Print all of the lines exactly. Any picture among them stays out.

[Dataset records]
* * * * *

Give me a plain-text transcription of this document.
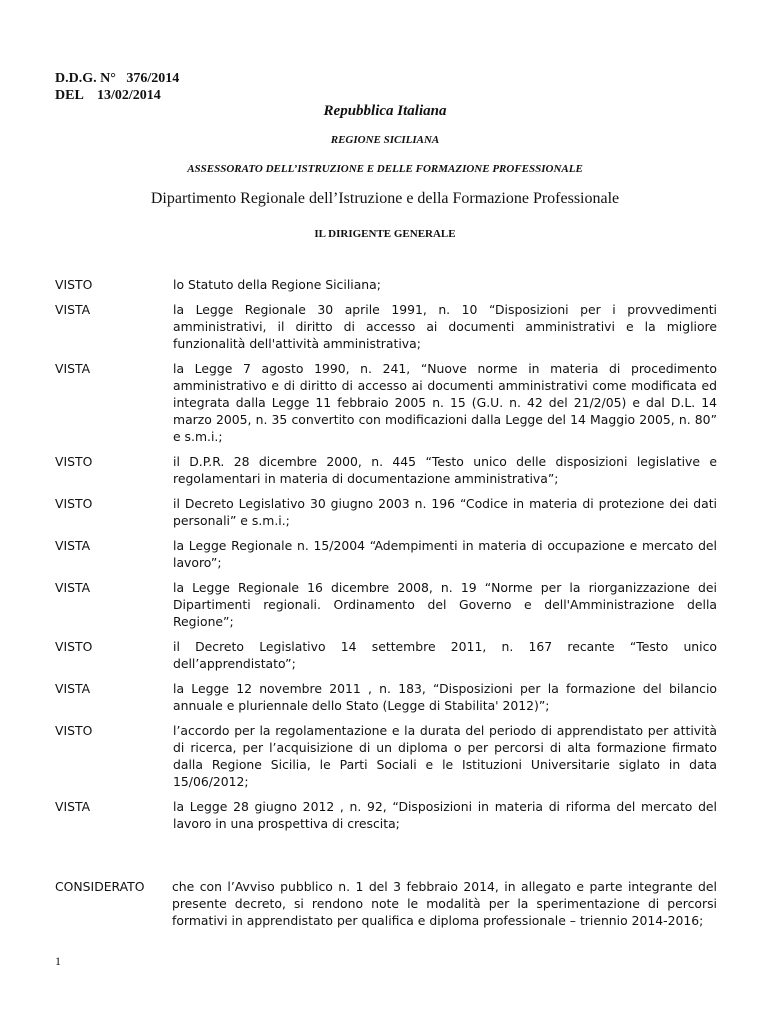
D.D.G. N°   376/2014
DEL    13/02/2014
Repubblica Italiana
REGIONE SICILIANA
ASSESSORATO DELL’ISTRUZIONE E DELLE FORMAZIONE PROFESSIONALE
Dipartimento Regionale dell’Istruzione e della Formazione Professionale
IL DIRIGENTE GENERALE
VISTO	lo Statuto della Regione Siciliana;
VISTA	la Legge Regionale 30 aprile 1991, n. 10 “Disposizioni per i provvedimenti amministrativi, il diritto di accesso ai documenti amministrativi e la migliore funzionalità dell'attività amministrativa;
VISTA	la Legge 7 agosto 1990, n. 241, “Nuove norme in materia di procedimento amministrativo e di diritto di accesso ai documenti amministrativi come modificata ed integrata dalla Legge 11 febbraio 2005 n. 15 (G.U. n. 42 del 21/2/05) e dal D.L. 14 marzo 2005, n. 35 convertito con modificazioni dalla Legge del 14 Maggio 2005, n. 80” e s.m.i.;
VISTO	il D.P.R. 28 dicembre 2000, n. 445 “Testo unico delle disposizioni legislative e regolamentari in materia di documentazione amministrativa”;
VISTO	il Decreto Legislativo 30 giugno 2003 n. 196 “Codice in materia di protezione dei dati personali” e s.m.i.;
VISTA	la Legge Regionale n. 15/2004 “Adempimenti in materia di occupazione e mercato del lavoro”;
VISTA	la Legge Regionale 16 dicembre 2008, n. 19 “Norme per la riorganizzazione dei Dipartimenti regionali. Ordinamento del Governo e dell'Amministrazione della Regione”;
VISTO	il Decreto Legislativo 14 settembre 2011, n. 167 recante “Testo unico dell’apprendistato”;
VISTA	la Legge 12 novembre 2011 , n. 183, “Disposizioni per la formazione del bilancio annuale e pluriennale dello Stato (Legge di Stabilita' 2012)”;
VISTO	l’accordo per la regolamentazione e la durata del periodo di apprendistato per attività di ricerca, per l’acquisizione di un diploma o per percorsi di alta formazione firmato dalla Regione Sicilia, le Parti Sociali e le Istituzioni Universitarie siglato in data 15/06/2012;
VISTA	la Legge 28 giugno 2012 , n. 92, “Disposizioni in materia di riforma del mercato del lavoro in una prospettiva di crescita;
CONSIDERATO	che con l’Avviso pubblico n. 1 del 3 febbraio 2014, in allegato e parte integrante del presente decreto, si rendono note le modalità per la sperimentazione di percorsi formativi in apprendistato per qualifica e diploma professionale – triennio 2014-2016;
1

* * * * *

Response for this exercise —
Give me a plain-text transcription of this document.
D.D.G. N°   376/2014
DEL    13/02/2014
Repubblica Italiana
REGIONE SICILIANA
ASSESSORATO DELL’ISTRUZIONE E DELLE FORMAZIONE PROFESSIONALE
Dipartimento Regionale dell’Istruzione e della Formazione Professionale
IL DIRIGENTE GENERALE
VISTO	lo Statuto della Regione Siciliana;
VISTA	la Legge Regionale 30 aprile 1991, n. 10 “Disposizioni per i provvedimenti amministrativi, il diritto di accesso ai documenti amministrativi e la migliore funzionalità dell'attività amministrativa;
VISTA	la Legge 7 agosto 1990, n. 241, “Nuove norme in materia di procedimento amministrativo e di diritto di accesso ai documenti amministrativi come modificata ed integrata dalla Legge 11 febbraio 2005 n. 15 (G.U. n. 42 del 21/2/05) e dal D.L. 14 marzo 2005, n. 35 convertito con modificazioni dalla Legge del 14 Maggio 2005, n. 80” e s.m.i.;
VISTO	il D.P.R. 28 dicembre 2000, n. 445 “Testo unico delle disposizioni legislative e regolamentari in materia di documentazione amministrativa”;
VISTO	il Decreto Legislativo 30 giugno 2003 n. 196 “Codice in materia di protezione dei dati personali” e s.m.i.;
VISTA	la Legge Regionale n. 15/2004 “Adempimenti in materia di occupazione e mercato del lavoro”;
VISTA	la Legge Regionale 16 dicembre 2008, n. 19 “Norme per la riorganizzazione dei Dipartimenti regionali. Ordinamento del Governo e dell'Amministrazione della Regione”;
VISTO	il Decreto Legislativo 14 settembre 2011, n. 167 recante “Testo unico dell’apprendistato”;
VISTA	la Legge 12 novembre 2011 , n. 183, “Disposizioni per la formazione del bilancio annuale e pluriennale dello Stato (Legge di Stabilita' 2012)”;
VISTO	l’accordo per la regolamentazione e la durata del periodo di apprendistato per attività di ricerca, per l’acquisizione di un diploma o per percorsi di alta formazione firmato dalla Regione Sicilia, le Parti Sociali e le Istituzioni Universitarie siglato in data 15/06/2012;
VISTA	la Legge 28 giugno 2012 , n. 92, “Disposizioni in materia di riforma del mercato del lavoro in una prospettiva di crescita;
CONSIDERATO	che con l’Avviso pubblico n. 1 del 3 febbraio 2014, in allegato e parte integrante del presente decreto, si rendono note le modalità per la sperimentazione di percorsi formativi in apprendistato per qualifica e diploma professionale – triennio 2014-2016;
1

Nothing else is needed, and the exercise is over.